Return the lines between the one containing "close-icon[interactable]: ✕ xyxy=(154,511,167,529)" and the one containing "if checkPipedInput(): xyxy=(566,392,1689,414)", inclusive, exactly as they appear, and nothing else from the items.

# Exercise data:
########
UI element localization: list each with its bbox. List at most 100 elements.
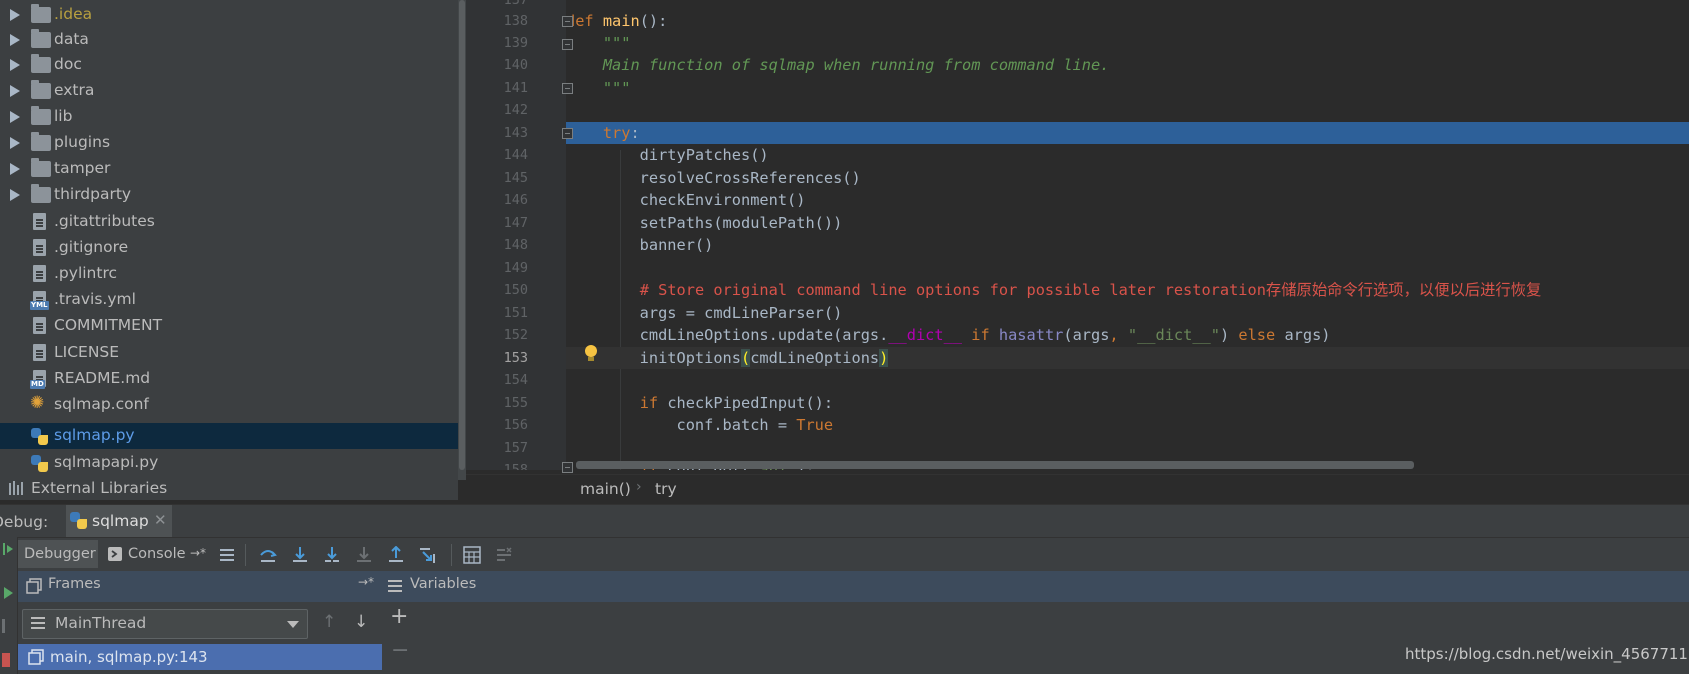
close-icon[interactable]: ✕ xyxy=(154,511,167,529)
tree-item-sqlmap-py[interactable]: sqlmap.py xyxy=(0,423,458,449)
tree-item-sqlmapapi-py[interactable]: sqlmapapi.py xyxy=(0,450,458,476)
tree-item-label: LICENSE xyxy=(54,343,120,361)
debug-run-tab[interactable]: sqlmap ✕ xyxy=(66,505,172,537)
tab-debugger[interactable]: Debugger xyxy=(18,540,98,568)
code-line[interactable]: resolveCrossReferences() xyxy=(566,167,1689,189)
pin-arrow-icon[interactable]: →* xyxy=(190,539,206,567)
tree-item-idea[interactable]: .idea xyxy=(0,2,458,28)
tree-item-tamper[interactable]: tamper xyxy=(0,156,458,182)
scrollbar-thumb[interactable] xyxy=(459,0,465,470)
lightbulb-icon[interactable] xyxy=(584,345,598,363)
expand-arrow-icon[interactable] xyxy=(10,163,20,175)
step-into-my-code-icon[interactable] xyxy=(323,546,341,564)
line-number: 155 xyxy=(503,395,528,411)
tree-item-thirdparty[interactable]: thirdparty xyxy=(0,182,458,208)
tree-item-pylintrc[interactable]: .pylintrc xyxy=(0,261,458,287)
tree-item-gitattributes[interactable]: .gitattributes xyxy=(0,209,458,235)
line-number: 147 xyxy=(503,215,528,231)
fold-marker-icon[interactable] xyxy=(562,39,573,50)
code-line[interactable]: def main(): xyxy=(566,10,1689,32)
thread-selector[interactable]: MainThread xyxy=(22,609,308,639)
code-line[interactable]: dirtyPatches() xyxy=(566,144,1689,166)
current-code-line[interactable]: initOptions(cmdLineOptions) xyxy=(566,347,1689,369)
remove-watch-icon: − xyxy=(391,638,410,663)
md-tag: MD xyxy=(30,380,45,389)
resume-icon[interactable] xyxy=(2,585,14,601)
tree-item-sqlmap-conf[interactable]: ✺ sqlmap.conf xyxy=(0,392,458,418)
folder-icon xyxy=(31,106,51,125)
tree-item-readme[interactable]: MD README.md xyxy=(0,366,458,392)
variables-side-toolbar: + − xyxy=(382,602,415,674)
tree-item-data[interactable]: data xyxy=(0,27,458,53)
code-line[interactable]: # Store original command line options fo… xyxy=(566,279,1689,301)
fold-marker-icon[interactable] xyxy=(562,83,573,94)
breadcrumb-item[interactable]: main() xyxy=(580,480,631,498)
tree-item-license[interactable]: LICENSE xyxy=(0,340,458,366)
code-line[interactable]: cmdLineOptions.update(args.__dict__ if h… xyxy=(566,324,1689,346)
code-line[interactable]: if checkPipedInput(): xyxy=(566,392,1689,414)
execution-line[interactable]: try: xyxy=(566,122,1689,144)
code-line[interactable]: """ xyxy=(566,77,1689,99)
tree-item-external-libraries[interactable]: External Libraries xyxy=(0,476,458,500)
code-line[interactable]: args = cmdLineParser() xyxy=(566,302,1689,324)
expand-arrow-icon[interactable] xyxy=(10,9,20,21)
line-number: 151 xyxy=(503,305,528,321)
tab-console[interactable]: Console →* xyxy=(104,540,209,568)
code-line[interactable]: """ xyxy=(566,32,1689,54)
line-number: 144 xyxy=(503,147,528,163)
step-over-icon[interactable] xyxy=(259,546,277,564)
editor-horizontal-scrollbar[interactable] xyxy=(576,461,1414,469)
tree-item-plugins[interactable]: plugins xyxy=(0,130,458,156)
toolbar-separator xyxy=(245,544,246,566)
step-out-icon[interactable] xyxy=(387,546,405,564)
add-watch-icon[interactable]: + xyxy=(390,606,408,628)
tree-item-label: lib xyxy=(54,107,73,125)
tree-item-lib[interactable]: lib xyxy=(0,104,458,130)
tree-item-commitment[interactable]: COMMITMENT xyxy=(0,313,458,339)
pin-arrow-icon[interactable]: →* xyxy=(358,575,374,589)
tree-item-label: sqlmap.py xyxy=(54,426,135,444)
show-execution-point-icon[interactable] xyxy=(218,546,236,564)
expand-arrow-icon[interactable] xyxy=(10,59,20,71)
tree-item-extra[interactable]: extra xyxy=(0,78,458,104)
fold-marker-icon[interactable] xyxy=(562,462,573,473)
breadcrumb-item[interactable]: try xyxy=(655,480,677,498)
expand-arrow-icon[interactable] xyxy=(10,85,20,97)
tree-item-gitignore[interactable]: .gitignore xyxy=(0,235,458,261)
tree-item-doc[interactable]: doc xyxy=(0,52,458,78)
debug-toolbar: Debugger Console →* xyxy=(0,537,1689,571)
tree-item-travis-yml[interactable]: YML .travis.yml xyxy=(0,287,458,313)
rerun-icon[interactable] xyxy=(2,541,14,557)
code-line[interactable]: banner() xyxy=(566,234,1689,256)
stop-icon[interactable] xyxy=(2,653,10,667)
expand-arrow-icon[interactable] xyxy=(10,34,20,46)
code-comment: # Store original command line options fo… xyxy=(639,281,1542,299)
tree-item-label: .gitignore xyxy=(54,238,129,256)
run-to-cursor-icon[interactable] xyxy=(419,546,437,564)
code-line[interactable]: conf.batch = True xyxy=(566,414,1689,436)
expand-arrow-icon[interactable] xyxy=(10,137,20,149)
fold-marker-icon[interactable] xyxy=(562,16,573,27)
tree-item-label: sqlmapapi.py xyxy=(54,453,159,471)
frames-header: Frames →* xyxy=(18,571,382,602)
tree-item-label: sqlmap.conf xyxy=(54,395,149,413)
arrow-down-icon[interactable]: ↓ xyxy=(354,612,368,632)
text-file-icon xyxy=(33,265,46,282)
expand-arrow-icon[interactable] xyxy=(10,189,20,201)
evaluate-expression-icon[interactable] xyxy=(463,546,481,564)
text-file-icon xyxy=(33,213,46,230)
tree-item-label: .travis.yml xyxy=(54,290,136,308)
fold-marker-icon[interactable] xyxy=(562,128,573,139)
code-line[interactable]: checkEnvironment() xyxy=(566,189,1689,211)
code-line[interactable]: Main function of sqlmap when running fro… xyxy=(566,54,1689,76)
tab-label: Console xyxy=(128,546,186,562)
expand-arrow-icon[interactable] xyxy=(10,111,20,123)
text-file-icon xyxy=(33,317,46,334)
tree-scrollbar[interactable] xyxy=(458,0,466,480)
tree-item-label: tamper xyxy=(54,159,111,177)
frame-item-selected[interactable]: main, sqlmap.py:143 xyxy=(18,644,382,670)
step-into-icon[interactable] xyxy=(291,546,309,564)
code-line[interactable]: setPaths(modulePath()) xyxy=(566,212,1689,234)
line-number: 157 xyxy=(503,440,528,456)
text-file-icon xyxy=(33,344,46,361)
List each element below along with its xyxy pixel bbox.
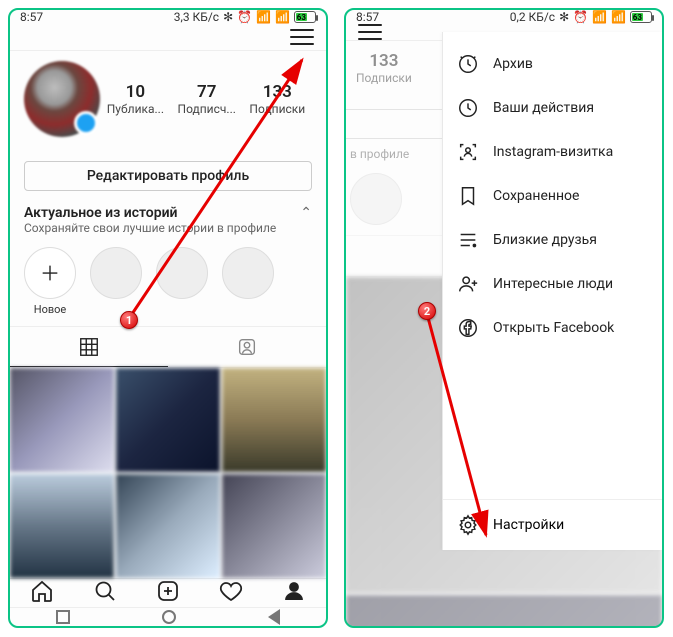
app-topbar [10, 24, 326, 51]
########
# Output for this task:
close-icon[interactable]: ✕ xyxy=(154,511,167,529)
tree-item-sqlmap-py[interactable]: sqlmap.py xyxy=(0,423,458,449)
tree-item-sqlmapapi-py[interactable]: sqlmapapi.py xyxy=(0,450,458,476)
tree-item-label: LICENSE xyxy=(54,343,120,361)
debug-run-tab[interactable]: sqlmap ✕ xyxy=(66,505,172,537)
tab-debugger[interactable]: Debugger xyxy=(18,540,98,568)
code-line[interactable]: resolveCrossReferences() xyxy=(566,167,1689,189)
pin-arrow-icon[interactable]: →* xyxy=(190,539,206,567)
tree-item-idea[interactable]: .idea xyxy=(0,2,458,28)
tree-item-tamper[interactable]: tamper xyxy=(0,156,458,182)
scrollbar-thumb[interactable] xyxy=(459,0,465,470)
lightbulb-icon[interactable] xyxy=(584,345,598,363)
expand-arrow-icon[interactable] xyxy=(10,163,20,175)
step-into-my-code-icon[interactable] xyxy=(323,546,341,564)
line-number: 155 xyxy=(503,395,528,411)
tree-item-thirdparty[interactable]: thirdparty xyxy=(0,182,458,208)
tree-item-pylintrc[interactable]: .pylintrc xyxy=(0,261,458,287)
tree-item-gitattributes[interactable]: .gitattributes xyxy=(0,209,458,235)
line-number: 147 xyxy=(503,215,528,231)
fold-marker-icon[interactable] xyxy=(562,39,573,50)
code-line[interactable]: def main(): xyxy=(566,10,1689,32)
thread-selector[interactable]: MainThread xyxy=(22,609,308,639)
code-line[interactable]: dirtyPatches() xyxy=(566,144,1689,166)
current-code-line[interactable]: initOptions(cmdLineOptions) xyxy=(566,347,1689,369)
remove-watch-icon: − xyxy=(391,638,410,663)
md-tag: MD xyxy=(30,380,45,389)
resume-icon[interactable] xyxy=(2,585,14,601)
tree-item-sqlmap-conf[interactable]: ✺ sqlmap.conf xyxy=(0,392,458,418)
folder-icon xyxy=(31,106,51,125)
tree-item-readme[interactable]: MD README.md xyxy=(0,366,458,392)
variables-side-toolbar: + − xyxy=(382,602,415,674)
tree-item-data[interactable]: data xyxy=(0,27,458,53)
code-line[interactable]: # Store original command line options fo… xyxy=(566,279,1689,301)
fold-marker-icon[interactable] xyxy=(562,83,573,94)
breadcrumb-item[interactable]: main() xyxy=(580,480,631,498)
tree-item-license[interactable]: LICENSE xyxy=(0,340,458,366)
code-line[interactable]: cmdLineOptions.update(args.__dict__ if h… xyxy=(566,324,1689,346)
code-line[interactable]: if checkPipedInput(): xyxy=(566,392,1689,414)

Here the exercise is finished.